§ **Your goal**:
In the text about Raul Diaz's paintings, along whose historical paths do the saltimbanques retrace their rituals?

§ **Supplied passage**:
════════════════════

Raul Diaz Journey

Sleeping Slowly: The Poetic Vessels of Raul Diaz

Come sleepwalk with me. Don’t you ever walk in your sleep? How do you remember when you are not consciously thinking? Did you ever go back to where you were? Did you just dream your sleepwalk? How do you know? Do some of us sleepwalk better than others? How fast do I walk in my sleep? Do you/I sometimes sleepwalk slowly? Where did you/we go? How do they/you remember? Who do they/we tell? Why? Raul Diaz invites us to remember... to go back... and to return again to those places which we keep like hidden treasures... memories which we do not consider all the time, but special gems which we take out and examine from time to time. Sometimes he reminds us of these moments even when we least expect them or when we are not even looking for them. But they are there all the while. With the help of the artist’s gentle but sure hand, the viewer of his paintings joins in like a hesitant sleepwalker and makes a first, careful, trusting, seeking step as if into a narrow boat which Diaz has prepared to take us to these secret places. Finding a delicate balance in the soft rocking of the small barge, we too begin to dream of our own memories, unaware that we are now in a reality which is a world twice removed from waking rationality. In this poetic world our sleepwalking eyes slow to a pace outside everyday time. Still, we dream on freely as we see the ribs of the wooden planks of our small boat transfigure themselves into the veins of an upturned leaf floating delicately upon the water. But we are not in a free fall. Once in the dreamy vessels of his compositions, Diaz assumes control and reassures his fellow traveler that he has been here and there before. He is the skilled craftsman of these tiny boats of memory. The unsteadiness of the humid surfaces is braced by a strong sense of symmetry, a kind of classical balance and

equilibrium, which structures the senses. Gaining confidence, we note that we are not alone. Along the shores, which we are passing, we see the slow-motion saltimbanques performing. They retrace the time-honored rituals of ancient family visits to the same lake along the historical paths of Picasso and Cezanne, all fathers and grandfathers who have dreamed between these banks of memory and order. Now giving over, we become the delicate sleepwalkers in these vessels. Drifting through our dreamy landscape, we softly somersault between memories of particular and architectural sites and universal archetypal forms, between silence and chorus, between self- denunciation (am I really here?) and the obsessive markings of an anonymous goldsmith (someone else is really here before I am,) and between reason and fantasy. Our surrealist acrobatics dissolve into a muted celebration of life, which envelops us in the richly rolling Argentine landscape. Framed by a layering of plastered walls and tilted surfaces, we dance with the dreaming groups of people on floating horizons. Momentarily we wonder if we are awake. Where are we? What are these landscapes? Who is with us? Our judgments try to take shape. Are we simply looking at paintings by Raul Diaz or are we finding ourselves within them? Slowly we recognize that such provocative visions are the incised, chiseled, drawn, stenciled, repeated and painted barges of memory which Diaz presents us for these shared voyages balanced on the keels of craft and conscience. These fragile and yet resistant sloops sail at the speed of pyramids navigated by the profiled and frontal priests on slow-moving, inward seas. Even the names of these dream vessels emerge from the alternating attention first to insignificance and then to a fetish which, like the sleepwalker’s eye, patiently focuses on what may appear to be neglected but which proves to be an ark of souvenir and passage.

════════════════════

§ **Dataset content**:
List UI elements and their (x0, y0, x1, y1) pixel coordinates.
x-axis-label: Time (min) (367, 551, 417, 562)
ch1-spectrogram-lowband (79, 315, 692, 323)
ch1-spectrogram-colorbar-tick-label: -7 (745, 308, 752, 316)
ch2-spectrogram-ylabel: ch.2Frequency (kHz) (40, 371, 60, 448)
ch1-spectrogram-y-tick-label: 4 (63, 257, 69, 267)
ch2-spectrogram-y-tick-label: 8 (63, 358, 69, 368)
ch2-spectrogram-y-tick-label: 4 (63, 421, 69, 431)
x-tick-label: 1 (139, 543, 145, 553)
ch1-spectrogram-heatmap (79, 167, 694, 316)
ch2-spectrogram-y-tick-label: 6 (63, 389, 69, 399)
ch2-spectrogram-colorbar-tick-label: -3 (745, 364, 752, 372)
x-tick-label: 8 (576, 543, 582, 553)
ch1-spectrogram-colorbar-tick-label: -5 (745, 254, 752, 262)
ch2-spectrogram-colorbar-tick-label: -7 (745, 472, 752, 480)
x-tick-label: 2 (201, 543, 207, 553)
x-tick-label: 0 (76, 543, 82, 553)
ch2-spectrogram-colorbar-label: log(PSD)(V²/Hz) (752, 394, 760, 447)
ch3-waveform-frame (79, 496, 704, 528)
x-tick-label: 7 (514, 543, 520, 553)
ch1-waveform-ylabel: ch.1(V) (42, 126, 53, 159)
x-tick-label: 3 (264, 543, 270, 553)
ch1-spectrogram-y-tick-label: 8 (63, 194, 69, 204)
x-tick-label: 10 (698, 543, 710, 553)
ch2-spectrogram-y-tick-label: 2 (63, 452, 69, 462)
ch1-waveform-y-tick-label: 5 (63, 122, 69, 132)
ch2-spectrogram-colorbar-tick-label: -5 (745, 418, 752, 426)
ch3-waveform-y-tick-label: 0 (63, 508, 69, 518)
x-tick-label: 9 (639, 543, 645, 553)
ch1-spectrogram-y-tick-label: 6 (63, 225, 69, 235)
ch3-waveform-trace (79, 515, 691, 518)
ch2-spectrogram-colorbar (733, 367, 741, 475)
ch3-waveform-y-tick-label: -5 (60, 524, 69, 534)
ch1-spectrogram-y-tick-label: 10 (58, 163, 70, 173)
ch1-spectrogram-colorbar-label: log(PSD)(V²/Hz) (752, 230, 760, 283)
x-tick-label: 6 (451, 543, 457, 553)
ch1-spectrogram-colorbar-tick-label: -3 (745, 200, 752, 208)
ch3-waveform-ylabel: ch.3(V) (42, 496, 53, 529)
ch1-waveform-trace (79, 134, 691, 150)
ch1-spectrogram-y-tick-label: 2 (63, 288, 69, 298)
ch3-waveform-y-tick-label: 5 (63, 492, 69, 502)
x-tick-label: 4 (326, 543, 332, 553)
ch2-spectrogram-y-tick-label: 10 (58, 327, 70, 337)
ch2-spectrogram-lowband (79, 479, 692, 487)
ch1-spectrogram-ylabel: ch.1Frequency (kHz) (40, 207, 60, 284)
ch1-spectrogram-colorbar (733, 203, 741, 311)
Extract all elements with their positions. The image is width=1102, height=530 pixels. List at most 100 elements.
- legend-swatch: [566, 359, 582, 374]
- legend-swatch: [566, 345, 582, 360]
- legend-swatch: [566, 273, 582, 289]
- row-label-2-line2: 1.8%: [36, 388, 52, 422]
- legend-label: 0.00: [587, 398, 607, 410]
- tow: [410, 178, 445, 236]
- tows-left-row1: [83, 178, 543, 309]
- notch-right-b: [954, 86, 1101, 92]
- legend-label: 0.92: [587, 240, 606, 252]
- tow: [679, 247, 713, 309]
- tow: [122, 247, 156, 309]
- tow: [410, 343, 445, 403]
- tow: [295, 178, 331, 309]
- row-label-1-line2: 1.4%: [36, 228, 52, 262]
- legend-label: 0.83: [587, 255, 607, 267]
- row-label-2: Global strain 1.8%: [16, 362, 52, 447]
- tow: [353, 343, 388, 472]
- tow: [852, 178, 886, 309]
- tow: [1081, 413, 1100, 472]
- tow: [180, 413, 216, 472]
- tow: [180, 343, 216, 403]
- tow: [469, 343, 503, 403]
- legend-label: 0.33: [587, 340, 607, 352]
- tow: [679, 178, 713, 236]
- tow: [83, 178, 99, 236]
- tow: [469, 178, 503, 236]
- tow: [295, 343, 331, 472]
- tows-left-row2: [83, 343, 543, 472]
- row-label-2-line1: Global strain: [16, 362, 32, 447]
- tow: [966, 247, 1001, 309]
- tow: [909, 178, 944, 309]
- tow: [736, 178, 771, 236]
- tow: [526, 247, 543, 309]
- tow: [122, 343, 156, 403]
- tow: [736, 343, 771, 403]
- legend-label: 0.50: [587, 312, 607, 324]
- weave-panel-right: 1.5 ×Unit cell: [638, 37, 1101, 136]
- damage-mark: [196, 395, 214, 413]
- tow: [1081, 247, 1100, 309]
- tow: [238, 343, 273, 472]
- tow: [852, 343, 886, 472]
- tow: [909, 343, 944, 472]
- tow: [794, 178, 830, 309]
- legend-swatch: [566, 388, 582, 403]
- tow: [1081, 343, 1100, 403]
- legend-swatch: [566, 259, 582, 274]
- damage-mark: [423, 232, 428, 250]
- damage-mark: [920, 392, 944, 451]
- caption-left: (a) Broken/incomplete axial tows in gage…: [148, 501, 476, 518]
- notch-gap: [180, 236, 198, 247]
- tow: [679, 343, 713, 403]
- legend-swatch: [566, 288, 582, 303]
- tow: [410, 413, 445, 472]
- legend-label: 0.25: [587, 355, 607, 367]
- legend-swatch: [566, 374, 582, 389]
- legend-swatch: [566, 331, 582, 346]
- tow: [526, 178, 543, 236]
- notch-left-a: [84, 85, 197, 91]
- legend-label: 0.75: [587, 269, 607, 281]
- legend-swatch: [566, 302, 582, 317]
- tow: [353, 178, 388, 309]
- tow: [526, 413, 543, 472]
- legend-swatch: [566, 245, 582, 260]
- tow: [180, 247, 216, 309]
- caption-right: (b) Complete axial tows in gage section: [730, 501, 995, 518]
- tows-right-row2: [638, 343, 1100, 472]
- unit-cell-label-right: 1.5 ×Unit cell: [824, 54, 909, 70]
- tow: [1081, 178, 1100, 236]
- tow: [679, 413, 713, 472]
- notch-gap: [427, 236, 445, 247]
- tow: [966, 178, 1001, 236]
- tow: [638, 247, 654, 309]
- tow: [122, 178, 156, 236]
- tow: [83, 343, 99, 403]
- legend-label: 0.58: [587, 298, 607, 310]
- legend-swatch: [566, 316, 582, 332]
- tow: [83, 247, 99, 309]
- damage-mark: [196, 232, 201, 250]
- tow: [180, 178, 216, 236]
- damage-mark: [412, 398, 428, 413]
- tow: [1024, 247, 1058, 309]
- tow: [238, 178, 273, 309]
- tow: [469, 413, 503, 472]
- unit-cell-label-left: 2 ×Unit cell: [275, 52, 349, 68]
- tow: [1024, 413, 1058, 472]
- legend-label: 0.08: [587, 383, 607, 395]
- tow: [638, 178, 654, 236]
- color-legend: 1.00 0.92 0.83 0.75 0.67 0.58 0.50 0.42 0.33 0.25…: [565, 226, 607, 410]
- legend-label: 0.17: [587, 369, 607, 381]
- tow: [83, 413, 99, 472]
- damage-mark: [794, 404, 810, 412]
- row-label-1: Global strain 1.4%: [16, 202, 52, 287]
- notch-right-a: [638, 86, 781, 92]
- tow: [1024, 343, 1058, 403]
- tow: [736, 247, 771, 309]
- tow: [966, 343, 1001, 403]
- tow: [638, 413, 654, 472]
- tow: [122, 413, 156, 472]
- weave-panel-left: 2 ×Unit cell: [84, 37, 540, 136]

════════════════════

§ **Written response**:
Picasso and Cezanne.